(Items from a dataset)
* * * * *

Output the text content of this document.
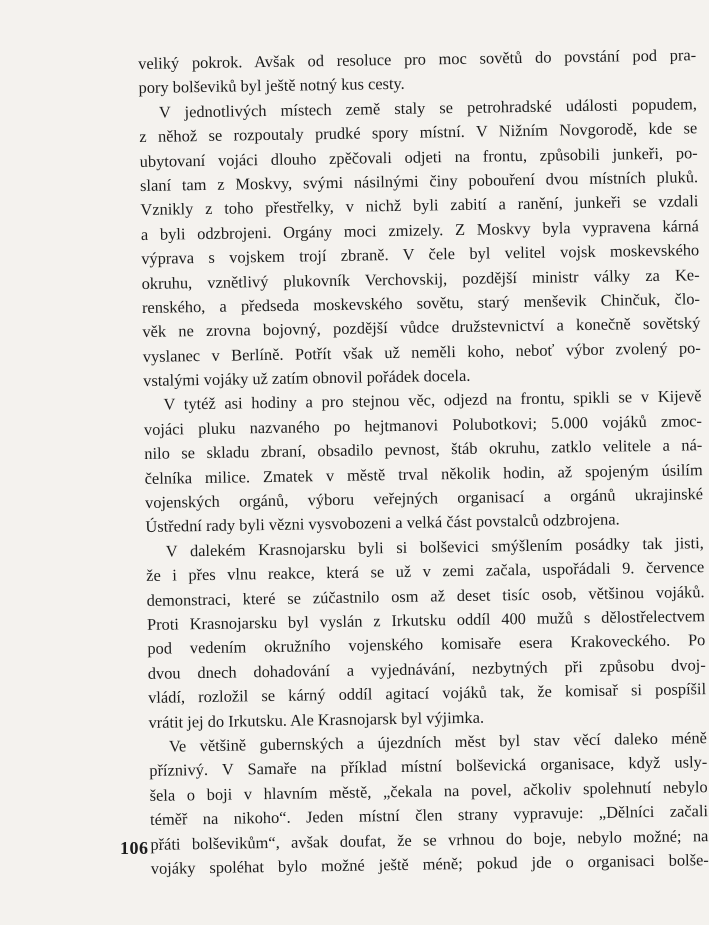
veliký pokrok. Avšak od resoluce pro moc sovětů do povstání pod pra-
pory bolševiků byl ještě notný kus cesty.
V jednotlivých místech země staly se petrohradské události popudem,
z něhož se rozpoutaly prudké spory místní. V Nižním Novgorodě, kde se
ubytovaní vojáci dlouho zpěčovali odjeti na frontu, způsobili junkeři, po-
slaní tam z Moskvy, svými násilnými činy pobouření dvou místních pluků.
Vznikly z toho přestřelky, v nichž byli zabití a ranění, junkeři se vzdali
a byli odzbrojeni. Orgány moci zmizely. Z Moskvy byla vypravena kárná
výprava s vojskem trojí zbraně. V čele byl velitel vojsk moskevského
okruhu, vznětlivý plukovník Verchovskij, pozdější ministr války za Ke-
renského, a předseda moskevského sovětu, starý menševik Chinčuk, člo-
věk ne zrovna bojovný, pozdější vůdce družstevnictví a konečně sovětský
vyslanec v Berlíně. Potřít však už neměli koho, neboť výbor zvolený po-
vstalými vojáky už zatím obnovil pořádek docela.
V tytéž asi hodiny a pro stejnou věc, odjezd na frontu, spikli se v Kijevě
vojáci pluku nazvaného po hejtmanovi Polubotkovi; 5.000 vojáků zmoc-
nilo se skladu zbraní, obsadilo pevnost, štáb okruhu, zatklo velitele a ná-
čelníka milice. Zmatek v městě trval několik hodin, až spojeným úsilím
vojenských orgánů, výboru veřejných organisací a orgánů ukrajinské
Ústřední rady byli vězni vysvobozeni a velká část povstalců odzbrojena.
V dalekém Krasnojarsku byli si bolševici smýšlením posádky tak jisti,
že i přes vlnu reakce, která se už v zemi začala, uspořádali 9. července
demonstraci, které se zúčastnilo osm až deset tisíc osob, většinou vojáků.
Proti Krasnojarsku byl vyslán z Irkutsku oddíl 400 mužů s dělostřelectvem
pod vedením okružního vojenského komisaře esera Krakoveckého. Po
dvou dnech dohadování a vyjednávání, nezbytných při způsobu dvoj-
vládí, rozložil se kárný oddíl agitací vojáků tak, že komisař si pospíšil
vrátit jej do Irkutsku. Ale Krasnojarsk byl výjimka.
Ve většině gubernských a újezdních měst byl stav věcí daleko méně
příznivý. V Samaře na příklad místní bolševická organisace, když usly-
šela o boji v hlavním městě, „čekala na povel, ačkoliv spolehnutí nebylo
téměř na nikoho“. Jeden místní člen strany vypravuje: „Dělníci začali
přáti bolševikům“, avšak doufat, že se vrhnou do boje, nebylo možné; na
vojáky spoléhat bylo možné ještě méně; pokud jde o organisaci bolše-
106
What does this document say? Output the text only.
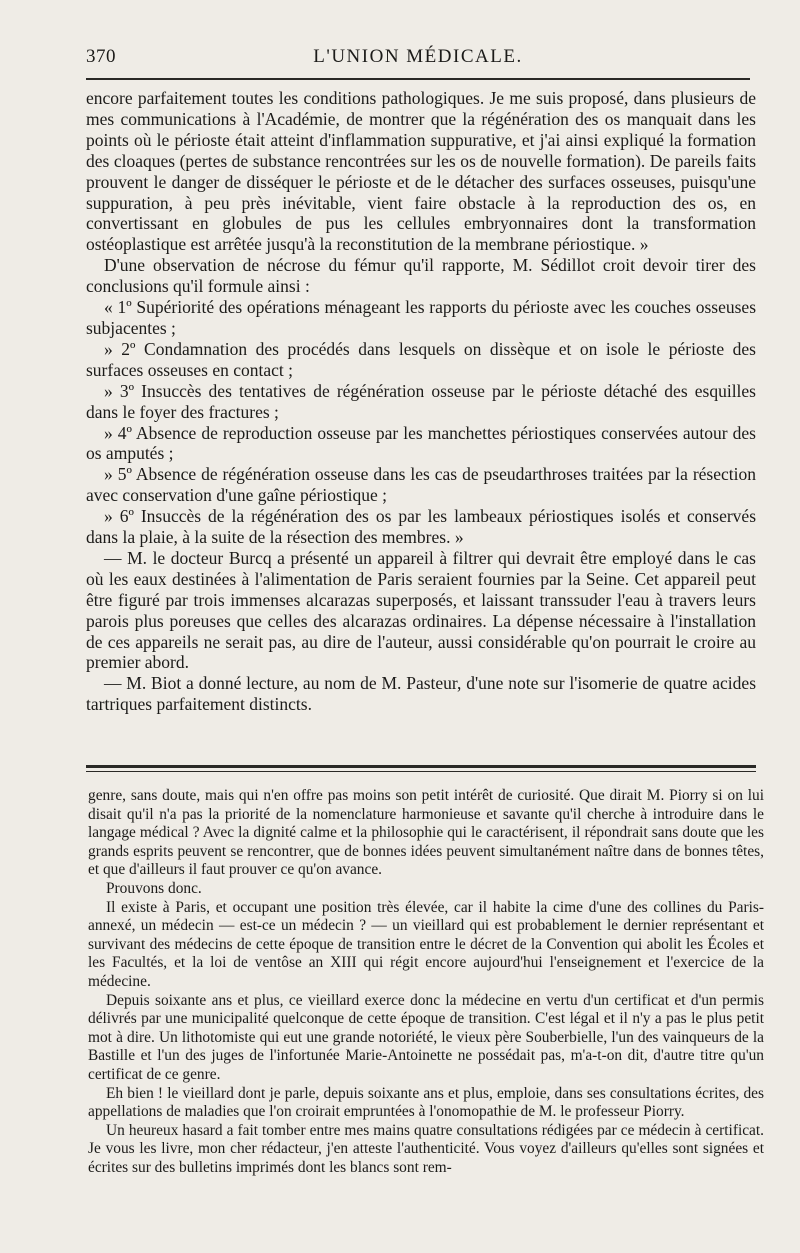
370	L'UNION MÉDICALE.

encore parfaitement toutes les conditions pathologiques. Je me suis proposé, dans plusieurs de mes communications à l'Académie, de montrer que la régénération des os manquait dans les points où le périoste était atteint d'inflammation suppurative, et j'ai ainsi expliqué la formation des cloaques (pertes de substance rencontrées sur les os de nouvelle formation). De pareils faits prouvent le danger de disséquer le périoste et de le détacher des surfaces osseuses, puisqu'une suppuration, à peu près inévitable, vient faire obstacle à la reproduction des os, en convertissant en globules de pus les cellules embryonnaires dont la transformation ostéoplastique est arrêtée jusqu'à la reconstitution de la membrane périostique. »

D'une observation de nécrose du fémur qu'il rapporte, M. Sédillot croit devoir tirer des conclusions qu'il formule ainsi :

« 1º Supériorité des opérations ménageant les rapports du périoste avec les couches osseuses subjacentes ;

» 2º Condamnation des procédés dans lesquels on dissèque et on isole le périoste des surfaces osseuses en contact ;

» 3º Insuccès des tentatives de régénération osseuse par le périoste détaché des esquilles dans le foyer des fractures ;

» 4º Absence de reproduction osseuse par les manchettes périostiques conservées autour des os amputés ;

» 5º Absence de régénération osseuse dans les cas de pseudarthroses traitées par la résection avec conservation d'une gaîne périostique ;

» 6º Insuccès de la régénération des os par les lambeaux périostiques isolés et conservés dans la plaie, à la suite de la résection des membres. »

— M. le docteur Burcq a présenté un appareil à filtrer qui devrait être employé dans le cas où les eaux destinées à l'alimentation de Paris seraient fournies par la Seine. Cet appareil peut être figuré par trois immenses alcarazas superposés, et laissant transsuder l'eau à travers leurs parois plus poreuses que celles des alcarazas ordinaires. La dépense nécessaire à l'installation de ces appareils ne serait pas, au dire de l'auteur, aussi considérable qu'on pourrait le croire au premier abord.

— M. Biot a donné lecture, au nom de M. Pasteur, d'une note sur l'isomerie de quatre acides tartriques parfaitement distincts.

genre, sans doute, mais qui n'en offre pas moins son petit intérêt de curiosité. Que dirait M. Piorry si on lui disait qu'il n'a pas la priorité de la nomenclature harmonieuse et savante qu'il cherche à introduire dans le langage médical ? Avec la dignité calme et la philosophie qui le caractérisent, il répondrait sans doute que les grands esprits peuvent se rencontrer, que de bonnes idées peuvent simultanément naître dans de bonnes têtes, et que d'ailleurs il faut prouver ce qu'on avance.

Prouvons donc.

Il existe à Paris, et occupant une position très élevée, car il habite la cime d'une des collines du Paris-annexé, un médecin — est-ce un médecin ? — un vieillard qui est probablement le dernier représentant et survivant des médecins de cette époque de transition entre le décret de la Convention qui abolit les Écoles et les Facultés, et la loi de ventôse an XIII qui régit encore aujourd'hui l'enseignement et l'exercice de la médecine.

Depuis soixante ans et plus, ce vieillard exerce donc la médecine en vertu d'un certificat et d'un permis délivrés par une municipalité quelconque de cette époque de transition. C'est légal et il n'y a pas le plus petit mot à dire. Un lithotomiste qui eut une grande notoriété, le vieux père Souberbielle, l'un des vainqueurs de la Bastille et l'un des juges de l'infortunée Marie-Antoinette ne possédait pas, m'a-t-on dit, d'autre titre qu'un certificat de ce genre.

Eh bien ! le vieillard dont je parle, depuis soixante ans et plus, emploie, dans ses consultations écrites, des appellations de maladies que l'on croirait empruntées à l'onomopathie de M. le professeur Piorry.

Un heureux hasard a fait tomber entre mes mains quatre consultations rédigées par ce médecin à certificat. Je vous les livre, mon cher rédacteur, j'en atteste l'authenticité. Vous voyez d'ailleurs qu'elles sont signées et écrites sur des bulletins imprimés dont les blancs sont rem-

* * * * *

Exercise details:
Give every line back word for word and leave the pictures out.

Full response:
Output the text content of this document.
veliký pokrok. Avšak od resoluce pro moc sovětů do povstání pod pra-
pory bolševiků byl ještě notný kus cesty.
V jednotlivých místech země staly se petrohradské události popudem,
z něhož se rozpoutaly prudké spory místní. V Nižním Novgorodě, kde se
ubytovaní vojáci dlouho zpěčovali odjeti na frontu, způsobili junkeři, po-
slaní tam z Moskvy, svými násilnými činy pobouření dvou místních pluků.
Vznikly z toho přestřelky, v nichž byli zabití a ranění, junkeři se vzdali
a byli odzbrojeni. Orgány moci zmizely. Z Moskvy byla vypravena kárná
výprava s vojskem trojí zbraně. V čele byl velitel vojsk moskevského
okruhu, vznětlivý plukovník Verchovskij, pozdější ministr války za Ke-
renského, a předseda moskevského sovětu, starý menševik Chinčuk, člo-
věk ne zrovna bojovný, pozdější vůdce družstevnictví a konečně sovětský
vyslanec v Berlíně. Potřít však už neměli koho, neboť výbor zvolený po-
vstalými vojáky už zatím obnovil pořádek docela.
V tytéž asi hodiny a pro stejnou věc, odjezd na frontu, spikli se v Kijevě
vojáci pluku nazvaného po hejtmanovi Polubotkovi; 5.000 vojáků zmoc-
nilo se skladu zbraní, obsadilo pevnost, štáb okruhu, zatklo velitele a ná-
čelníka milice. Zmatek v městě trval několik hodin, až spojeným úsilím
vojenských orgánů, výboru veřejných organisací a orgánů ukrajinské
Ústřední rady byli vězni vysvobozeni a velká část povstalců odzbrojena.
V dalekém Krasnojarsku byli si bolševici smýšlením posádky tak jisti,
že i přes vlnu reakce, která se už v zemi začala, uspořádali 9. července
demonstraci, které se zúčastnilo osm až deset tisíc osob, většinou vojáků.
Proti Krasnojarsku byl vyslán z Irkutsku oddíl 400 mužů s dělostřelectvem
pod vedením okružního vojenského komisaře esera Krakoveckého. Po
dvou dnech dohadování a vyjednávání, nezbytných při způsobu dvoj-
vládí, rozložil se kárný oddíl agitací vojáků tak, že komisař si pospíšil
vrátit jej do Irkutsku. Ale Krasnojarsk byl výjimka.
Ve většině gubernských a újezdních měst byl stav věcí daleko méně
příznivý. V Samaře na příklad místní bolševická organisace, když usly-
šela o boji v hlavním městě, „čekala na povel, ačkoliv spolehnutí nebylo
téměř na nikoho“. Jeden místní člen strany vypravuje: „Dělníci začali
přáti bolševikům“, avšak doufat, že se vrhnou do boje, nebylo možné; na
vojáky spoléhat bylo možné ještě méně; pokud jde o organisaci bolše-
106
What does this document say? Output the text only.
370	L'UNION MÉDICALE.

encore parfaitement toutes les conditions pathologiques. Je me suis proposé, dans plusieurs de mes communications à l'Académie, de montrer que la régénération des os manquait dans les points où le périoste était atteint d'inflammation suppurative, et j'ai ainsi expliqué la formation des cloaques (pertes de substance rencontrées sur les os de nouvelle formation). De pareils faits prouvent le danger de disséquer le périoste et de le détacher des surfaces osseuses, puisqu'une suppuration, à peu près inévitable, vient faire obstacle à la reproduction des os, en convertissant en globules de pus les cellules embryonnaires dont la transformation ostéoplastique est arrêtée jusqu'à la reconstitution de la membrane périostique. »

D'une observation de nécrose du fémur qu'il rapporte, M. Sédillot croit devoir tirer des conclusions qu'il formule ainsi :

« 1º Supériorité des opérations ménageant les rapports du périoste avec les couches osseuses subjacentes ;

» 2º Condamnation des procédés dans lesquels on dissèque et on isole le périoste des surfaces osseuses en contact ;

» 3º Insuccès des tentatives de régénération osseuse par le périoste détaché des esquilles dans le foyer des fractures ;

» 4º Absence de reproduction osseuse par les manchettes périostiques conservées autour des os amputés ;

» 5º Absence de régénération osseuse dans les cas de pseudarthroses traitées par la résection avec conservation d'une gaîne périostique ;

» 6º Insuccès de la régénération des os par les lambeaux périostiques isolés et conservés dans la plaie, à la suite de la résection des membres. »

— M. le docteur Burcq a présenté un appareil à filtrer qui devrait être employé dans le cas où les eaux destinées à l'alimentation de Paris seraient fournies par la Seine. Cet appareil peut être figuré par trois immenses alcarazas superposés, et laissant transsuder l'eau à travers leurs parois plus poreuses que celles des alcarazas ordinaires. La dépense nécessaire à l'installation de ces appareils ne serait pas, au dire de l'auteur, aussi considérable qu'on pourrait le croire au premier abord.

— M. Biot a donné lecture, au nom de M. Pasteur, d'une note sur l'isomerie de quatre acides tartriques parfaitement distincts.

genre, sans doute, mais qui n'en offre pas moins son petit intérêt de curiosité. Que dirait M. Piorry si on lui disait qu'il n'a pas la priorité de la nomenclature harmonieuse et savante qu'il cherche à introduire dans le langage médical ? Avec la dignité calme et la philosophie qui le caractérisent, il répondrait sans doute que les grands esprits peuvent se rencontrer, que de bonnes idées peuvent simultanément naître dans de bonnes têtes, et que d'ailleurs il faut prouver ce qu'on avance.

Prouvons donc.

Il existe à Paris, et occupant une position très élevée, car il habite la cime d'une des collines du Paris-annexé, un médecin — est-ce un médecin ? — un vieillard qui est probablement le dernier représentant et survivant des médecins de cette époque de transition entre le décret de la Convention qui abolit les Écoles et les Facultés, et la loi de ventôse an XIII qui régit encore aujourd'hui l'enseignement et l'exercice de la médecine.

Depuis soixante ans et plus, ce vieillard exerce donc la médecine en vertu d'un certificat et d'un permis délivrés par une municipalité quelconque de cette époque de transition. C'est légal et il n'y a pas le plus petit mot à dire. Un lithotomiste qui eut une grande notoriété, le vieux père Souberbielle, l'un des vainqueurs de la Bastille et l'un des juges de l'infortunée Marie-Antoinette ne possédait pas, m'a-t-on dit, d'autre titre qu'un certificat de ce genre.

Eh bien ! le vieillard dont je parle, depuis soixante ans et plus, emploie, dans ses consultations écrites, des appellations de maladies que l'on croirait empruntées à l'onomopathie de M. le professeur Piorry.

Un heureux hasard a fait tomber entre mes mains quatre consultations rédigées par ce médecin à certificat. Je vous les livre, mon cher rédacteur, j'en atteste l'authenticité. Vous voyez d'ailleurs qu'elles sont signées et écrites sur des bulletins imprimés dont les blancs sont rem-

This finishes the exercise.